_Work instructions:_
State how many lines in these records contain the word "body", and nothing else.

□ □ □

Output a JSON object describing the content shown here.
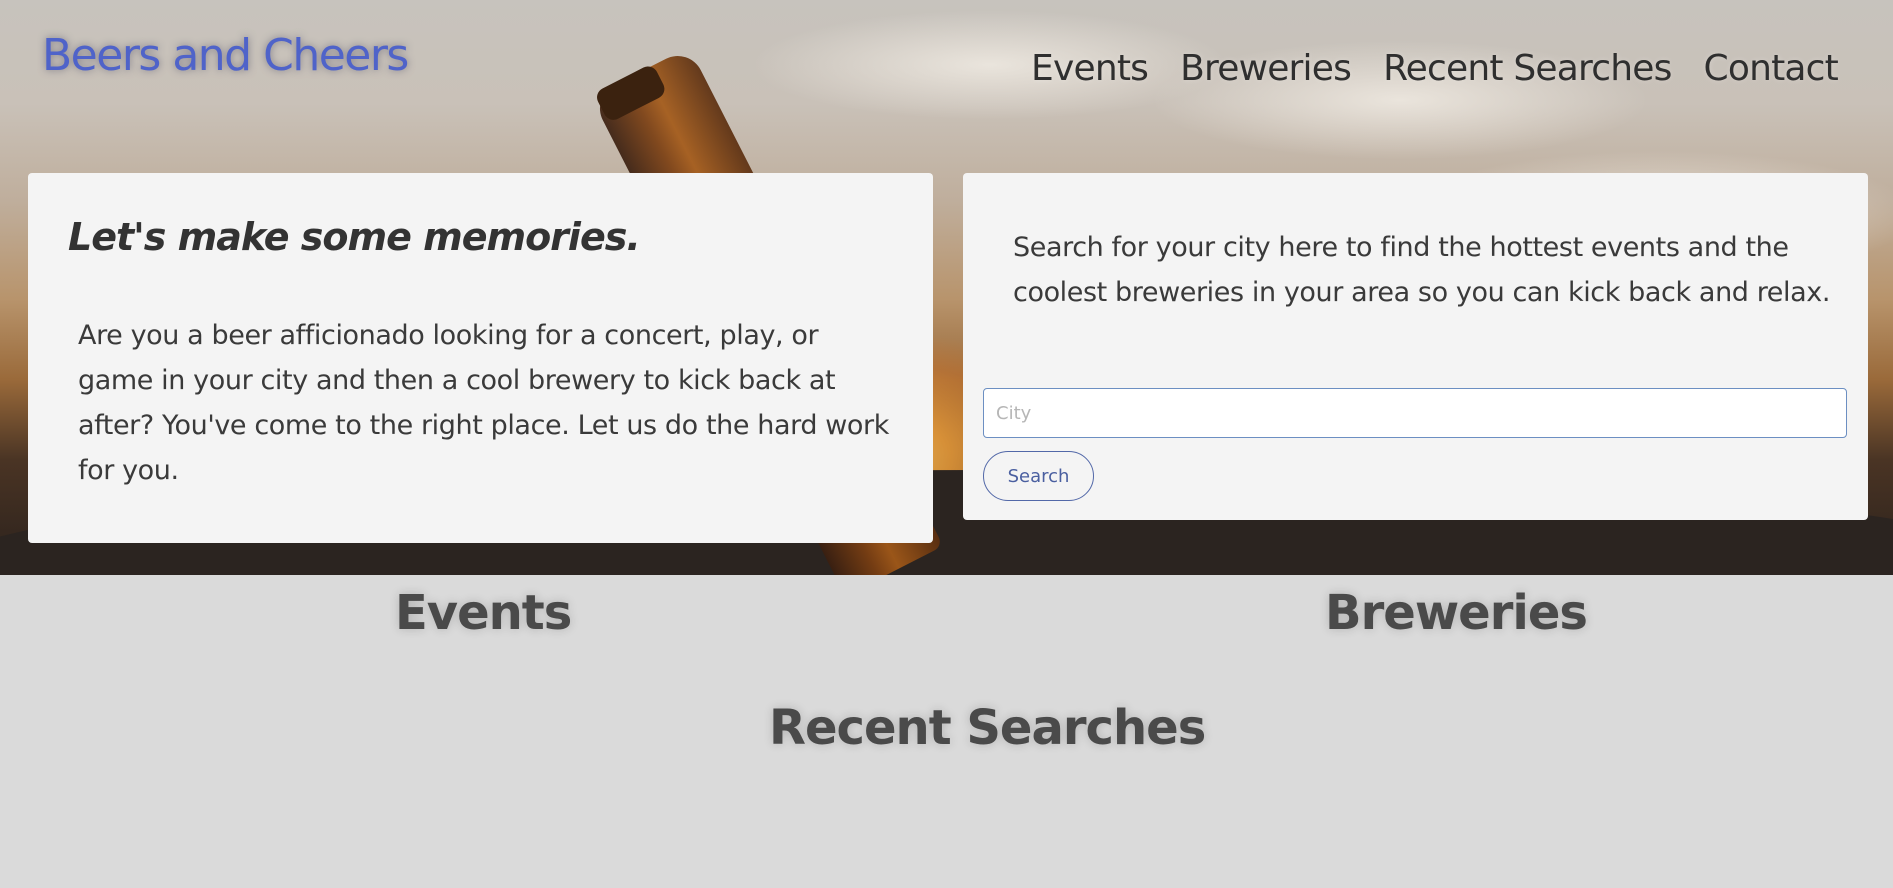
{
  "header": {
    "brand": "Beers and Cheers",
    "nav": [
      "Events",
      "Breweries",
      "Recent Searches",
      "Contact"
    ]
  },
  "intro_card": {
    "title": "Let's make some memories.",
    "body": "Are you a beer afficionado looking for a concert, play, or game in your city and then a cool brewery to kick back at after? You've come to the right place. Let us do the hard work for you."
  },
  "search_card": {
    "body": "Search for your city here to find the hottest events and the coolest breweries in your area so you can kick back and relax.",
    "input_placeholder": "City",
    "input_value": "",
    "button_label": "Search"
  },
  "sections": {
    "events": "Events",
    "breweries": "Breweries",
    "recent": "Recent Searches"
  },
  "colors": {
    "brand": "#4f63c9",
    "card": "#f4f4f4",
    "page_bg": "#dadada",
    "button_border": "#5268a8"
  },
  "background_image": "sunset-beer-bottle-photo"
}
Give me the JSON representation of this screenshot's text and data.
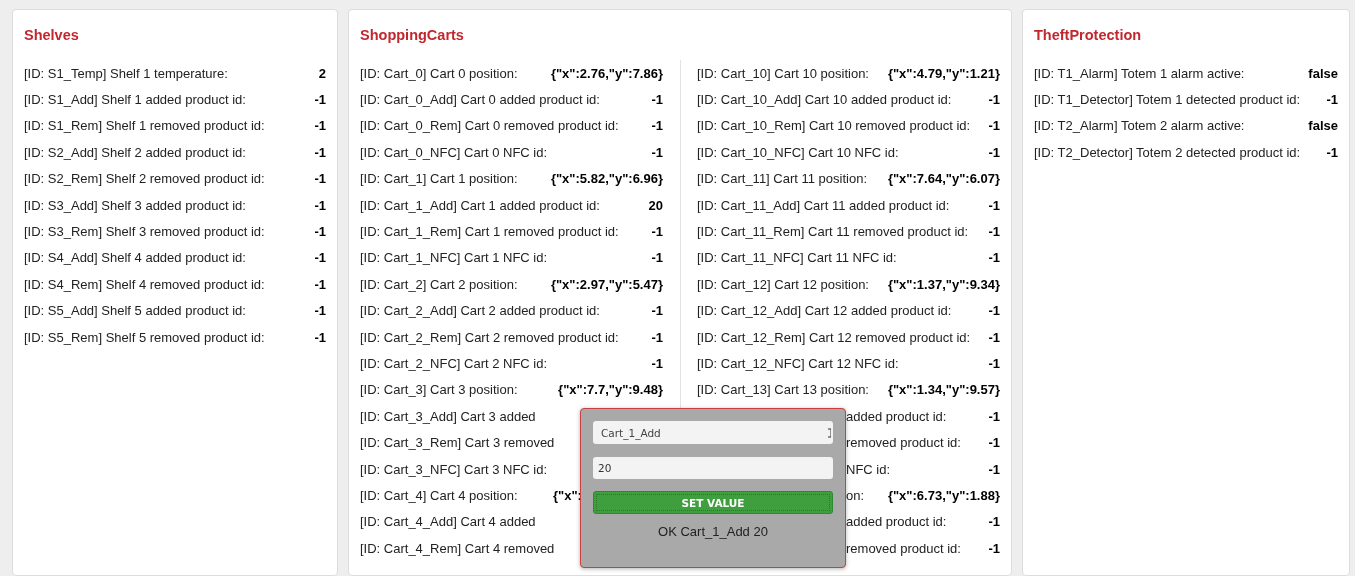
{
  "panels": [
    {
      "title": "Shelves",
      "columns": [
        [
          {
            "kind": "full",
            "label": "[ID: S1_Temp] Shelf 1 temperature:",
            "value": "2"
          },
          {
            "kind": "full",
            "label": "[ID: S1_Add] Shelf 1 added product id:",
            "value": "-1"
          },
          {
            "kind": "full",
            "label": "[ID: S1_Rem] Shelf 1 removed product id:",
            "value": "-1"
          },
          {
            "kind": "full",
            "label": "[ID: S2_Add] Shelf 2 added product id:",
            "value": "-1"
          },
          {
            "kind": "full",
            "label": "[ID: S2_Rem] Shelf 2 removed product id:",
            "value": "-1"
          },
          {
            "kind": "full",
            "label": "[ID: S3_Add] Shelf 3 added product id:",
            "value": "-1"
          },
          {
            "kind": "full",
            "label": "[ID: S3_Rem] Shelf 3 removed product id:",
            "value": "-1"
          },
          {
            "kind": "full",
            "label": "[ID: S4_Add] Shelf 4 added product id:",
            "value": "-1"
          },
          {
            "kind": "full",
            "label": "[ID: S4_Rem] Shelf 4 removed product id:",
            "value": "-1"
          },
          {
            "kind": "full",
            "label": "[ID: S5_Add] Shelf 5 added product id:",
            "value": "-1"
          },
          {
            "kind": "full",
            "label": "[ID: S5_Rem] Shelf 5 removed product id:",
            "value": "-1"
          }
        ]
      ]
    },
    {
      "title": "ShoppingCarts",
      "columns": [
        [
          {
            "kind": "full",
            "label": "[ID: Cart_0] Cart 0 position:",
            "value": "{\"x\":2.76,\"y\":7.86}"
          },
          {
            "kind": "full",
            "label": "[ID: Cart_0_Add] Cart 0 added product id:",
            "value": "-1"
          },
          {
            "kind": "full",
            "label": "[ID: Cart_0_Rem] Cart 0 removed product id:",
            "value": "-1"
          },
          {
            "kind": "full",
            "label": "[ID: Cart_0_NFC] Cart 0 NFC id:",
            "value": "-1"
          },
          {
            "kind": "full",
            "label": "[ID: Cart_1] Cart 1 position:",
            "value": "{\"x\":5.82,\"y\":6.96}"
          },
          {
            "kind": "full",
            "label": "[ID: Cart_1_Add] Cart 1 added product id:",
            "value": "20"
          },
          {
            "kind": "full",
            "label": "[ID: Cart_1_Rem] Cart 1 removed product id:",
            "value": "-1"
          },
          {
            "kind": "full",
            "label": "[ID: Cart_1_NFC] Cart 1 NFC id:",
            "value": "-1"
          },
          {
            "kind": "full",
            "label": "[ID: Cart_2] Cart 2 position:",
            "value": "{\"x\":2.97,\"y\":5.47}"
          },
          {
            "kind": "full",
            "label": "[ID: Cart_2_Add] Cart 2 added product id:",
            "value": "-1"
          },
          {
            "kind": "full",
            "label": "[ID: Cart_2_Rem] Cart 2 removed product id:",
            "value": "-1"
          },
          {
            "kind": "full",
            "label": "[ID: Cart_2_NFC] Cart 2 NFC id:",
            "value": "-1"
          },
          {
            "kind": "full",
            "label": "[ID: Cart_3] Cart 3 position:",
            "value": "{\"x\":7.7,\"y\":9.48}"
          },
          {
            "kind": "head",
            "label": "[ID: Cart_3_Add] Cart 3 added"
          },
          {
            "kind": "head",
            "label": "[ID: Cart_3_Rem] Cart 3 removed"
          },
          {
            "kind": "head",
            "label": "[ID: Cart_3_NFC] Cart 3 NFC id:"
          },
          {
            "kind": "head",
            "label": "[ID: Cart_4] Cart 4 position:",
            "value": "{\"x\":"
          },
          {
            "kind": "head",
            "label": "[ID: Cart_4_Add] Cart 4 added"
          },
          {
            "kind": "head",
            "label": "[ID: Cart_4_Rem] Cart 4 removed"
          }
        ],
        [
          {
            "kind": "full",
            "label": "[ID: Cart_10] Cart 10 position:",
            "value": "{\"x\":4.79,\"y\":1.21}"
          },
          {
            "kind": "full",
            "label": "[ID: Cart_10_Add] Cart 10 added product id:",
            "value": "-1"
          },
          {
            "kind": "full",
            "label": "[ID: Cart_10_Rem] Cart 10 removed product id:",
            "value": "-1"
          },
          {
            "kind": "full",
            "label": "[ID: Cart_10_NFC] Cart 10 NFC id:",
            "value": "-1"
          },
          {
            "kind": "full",
            "label": "[ID: Cart_11] Cart 11 position:",
            "value": "{\"x\":7.64,\"y\":6.07}"
          },
          {
            "kind": "full",
            "label": "[ID: Cart_11_Add] Cart 11 added product id:",
            "value": "-1"
          },
          {
            "kind": "full",
            "label": "[ID: Cart_11_Rem] Cart 11 removed product id:",
            "value": "-1"
          },
          {
            "kind": "full",
            "label": "[ID: Cart_11_NFC] Cart 11 NFC id:",
            "value": "-1"
          },
          {
            "kind": "full",
            "label": "[ID: Cart_12] Cart 12 position:",
            "value": "{\"x\":1.37,\"y\":9.34}"
          },
          {
            "kind": "full",
            "label": "[ID: Cart_12_Add] Cart 12 added product id:",
            "value": "-1"
          },
          {
            "kind": "full",
            "label": "[ID: Cart_12_Rem] Cart 12 removed product id:",
            "value": "-1"
          },
          {
            "kind": "full",
            "label": "[ID: Cart_12_NFC] Cart 12 NFC id:",
            "value": "-1"
          },
          {
            "kind": "full",
            "label": "[ID: Cart_13] Cart 13 position:",
            "value": "{\"x\":1.34,\"y\":9.57}"
          },
          {
            "kind": "tail",
            "label": "added product id:",
            "value": "-1"
          },
          {
            "kind": "tail",
            "label": "removed product id:",
            "value": "-1"
          },
          {
            "kind": "tail",
            "label": "NFC id:",
            "value": "-1"
          },
          {
            "kind": "tail",
            "label": "on:",
            "value": "{\"x\":6.73,\"y\":1.88}"
          },
          {
            "kind": "tail",
            "label": "added product id:",
            "value": "-1"
          },
          {
            "kind": "tail",
            "label": "removed product id:",
            "value": "-1"
          }
        ]
      ]
    },
    {
      "title": "TheftProtection",
      "columns": [
        [
          {
            "kind": "full",
            "label": "[ID: T1_Alarm] Totem 1 alarm active:",
            "value": "false"
          },
          {
            "kind": "full",
            "label": "[ID: T1_Detector] Totem 1 detected product id:",
            "value": "-1"
          },
          {
            "kind": "full",
            "label": "[ID: T2_Alarm] Totem 2 alarm active:",
            "value": "false"
          },
          {
            "kind": "full",
            "label": "[ID: T2_Detector] Totem 2 detected product id:",
            "value": "-1"
          }
        ]
      ]
    }
  ],
  "dialog": {
    "select": "Cart_1_Add",
    "input": "20",
    "button": "SET VALUE",
    "status": "OK Cart_1_Add 20"
  }
}
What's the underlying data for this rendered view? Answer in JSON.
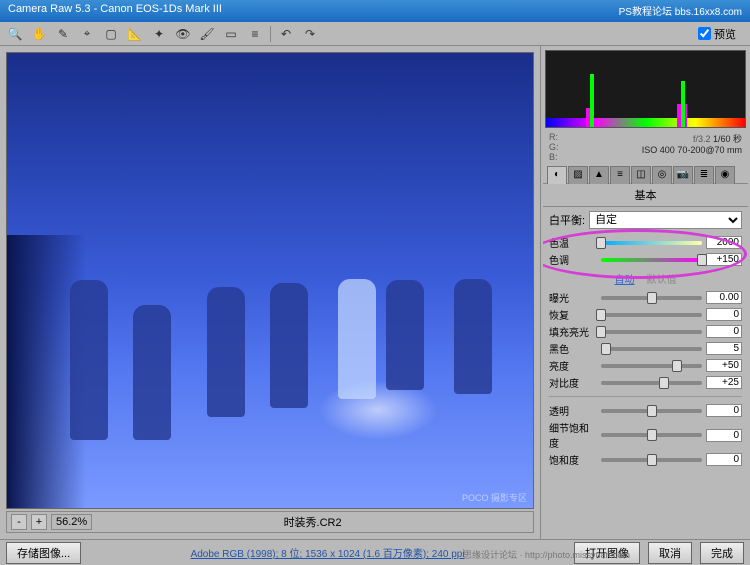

□ □ □

_Exercise response:_
2